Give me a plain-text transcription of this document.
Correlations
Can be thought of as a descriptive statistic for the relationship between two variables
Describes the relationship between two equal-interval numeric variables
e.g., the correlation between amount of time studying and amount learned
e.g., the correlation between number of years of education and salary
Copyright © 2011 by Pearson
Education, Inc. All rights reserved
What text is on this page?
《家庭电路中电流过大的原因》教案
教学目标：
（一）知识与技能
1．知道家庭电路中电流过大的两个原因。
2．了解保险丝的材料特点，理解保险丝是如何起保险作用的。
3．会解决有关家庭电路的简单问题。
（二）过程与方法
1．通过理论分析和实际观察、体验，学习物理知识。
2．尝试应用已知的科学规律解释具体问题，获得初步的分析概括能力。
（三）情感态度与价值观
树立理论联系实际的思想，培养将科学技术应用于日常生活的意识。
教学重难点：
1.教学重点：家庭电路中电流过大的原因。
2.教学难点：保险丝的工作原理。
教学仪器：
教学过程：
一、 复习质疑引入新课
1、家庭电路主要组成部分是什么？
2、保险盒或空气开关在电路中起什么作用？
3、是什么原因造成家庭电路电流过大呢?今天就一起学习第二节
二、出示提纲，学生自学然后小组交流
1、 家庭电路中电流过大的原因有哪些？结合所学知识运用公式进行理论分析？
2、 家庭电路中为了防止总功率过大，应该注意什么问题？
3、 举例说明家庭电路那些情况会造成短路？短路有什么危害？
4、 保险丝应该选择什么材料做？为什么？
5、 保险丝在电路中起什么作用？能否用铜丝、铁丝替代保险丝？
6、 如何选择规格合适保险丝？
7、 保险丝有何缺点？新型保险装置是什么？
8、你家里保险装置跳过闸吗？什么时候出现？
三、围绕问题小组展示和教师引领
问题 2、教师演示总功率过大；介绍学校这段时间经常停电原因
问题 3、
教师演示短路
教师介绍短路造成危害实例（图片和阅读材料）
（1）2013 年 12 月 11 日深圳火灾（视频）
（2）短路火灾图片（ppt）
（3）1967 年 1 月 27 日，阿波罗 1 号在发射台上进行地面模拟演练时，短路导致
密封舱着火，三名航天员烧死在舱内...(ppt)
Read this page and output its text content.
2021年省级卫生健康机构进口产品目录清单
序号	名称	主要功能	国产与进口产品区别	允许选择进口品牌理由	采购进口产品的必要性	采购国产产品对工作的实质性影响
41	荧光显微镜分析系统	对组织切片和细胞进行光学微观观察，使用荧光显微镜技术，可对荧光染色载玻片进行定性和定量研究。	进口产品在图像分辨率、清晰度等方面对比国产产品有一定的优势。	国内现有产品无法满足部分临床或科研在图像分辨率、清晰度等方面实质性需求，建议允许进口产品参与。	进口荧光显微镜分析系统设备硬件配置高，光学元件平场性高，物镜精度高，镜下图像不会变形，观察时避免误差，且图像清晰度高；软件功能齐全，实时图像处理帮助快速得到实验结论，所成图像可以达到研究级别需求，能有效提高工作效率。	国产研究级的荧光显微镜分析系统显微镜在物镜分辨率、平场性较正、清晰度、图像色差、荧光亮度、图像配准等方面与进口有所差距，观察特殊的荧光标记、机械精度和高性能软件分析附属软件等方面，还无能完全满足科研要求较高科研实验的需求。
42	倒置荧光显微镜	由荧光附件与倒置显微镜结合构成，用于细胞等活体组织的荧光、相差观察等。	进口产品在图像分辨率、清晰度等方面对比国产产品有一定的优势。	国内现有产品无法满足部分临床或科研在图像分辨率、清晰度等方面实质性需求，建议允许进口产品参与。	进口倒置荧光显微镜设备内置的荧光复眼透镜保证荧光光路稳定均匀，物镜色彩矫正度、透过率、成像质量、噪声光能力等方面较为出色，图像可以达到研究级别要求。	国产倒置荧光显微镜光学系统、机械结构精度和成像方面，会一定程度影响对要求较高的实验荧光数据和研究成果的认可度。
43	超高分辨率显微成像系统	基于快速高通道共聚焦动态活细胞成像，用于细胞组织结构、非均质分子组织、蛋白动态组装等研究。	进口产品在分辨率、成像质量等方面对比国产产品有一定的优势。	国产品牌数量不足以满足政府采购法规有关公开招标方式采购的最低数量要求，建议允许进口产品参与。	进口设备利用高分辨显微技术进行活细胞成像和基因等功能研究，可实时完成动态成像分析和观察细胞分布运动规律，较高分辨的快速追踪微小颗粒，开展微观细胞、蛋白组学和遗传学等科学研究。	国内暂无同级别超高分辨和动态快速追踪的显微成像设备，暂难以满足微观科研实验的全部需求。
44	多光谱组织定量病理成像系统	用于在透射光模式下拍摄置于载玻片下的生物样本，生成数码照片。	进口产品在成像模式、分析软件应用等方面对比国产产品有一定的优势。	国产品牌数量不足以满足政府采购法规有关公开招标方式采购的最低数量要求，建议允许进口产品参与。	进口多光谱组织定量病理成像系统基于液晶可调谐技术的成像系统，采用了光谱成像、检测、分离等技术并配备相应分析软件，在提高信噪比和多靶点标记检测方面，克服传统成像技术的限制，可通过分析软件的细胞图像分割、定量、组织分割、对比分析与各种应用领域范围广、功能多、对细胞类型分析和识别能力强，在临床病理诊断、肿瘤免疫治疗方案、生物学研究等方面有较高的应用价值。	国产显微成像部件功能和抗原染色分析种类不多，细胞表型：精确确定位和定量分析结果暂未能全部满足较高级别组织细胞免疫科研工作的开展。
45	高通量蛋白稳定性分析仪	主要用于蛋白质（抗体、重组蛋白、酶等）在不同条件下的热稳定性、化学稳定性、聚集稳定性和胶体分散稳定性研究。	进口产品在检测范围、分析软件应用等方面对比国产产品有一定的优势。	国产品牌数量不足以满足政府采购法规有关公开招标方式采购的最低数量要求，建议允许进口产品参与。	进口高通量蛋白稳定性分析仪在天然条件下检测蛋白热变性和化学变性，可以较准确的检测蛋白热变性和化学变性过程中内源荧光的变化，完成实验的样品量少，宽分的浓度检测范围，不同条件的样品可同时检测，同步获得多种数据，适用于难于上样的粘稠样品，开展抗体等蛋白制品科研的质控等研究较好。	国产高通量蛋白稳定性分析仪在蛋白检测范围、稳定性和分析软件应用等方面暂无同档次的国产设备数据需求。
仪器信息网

************

GOAL OF THE EXERCISE: Looking at the material above, count the lines containing the string "text" and reply with the count alone.

SOLVED EXERCISE: 3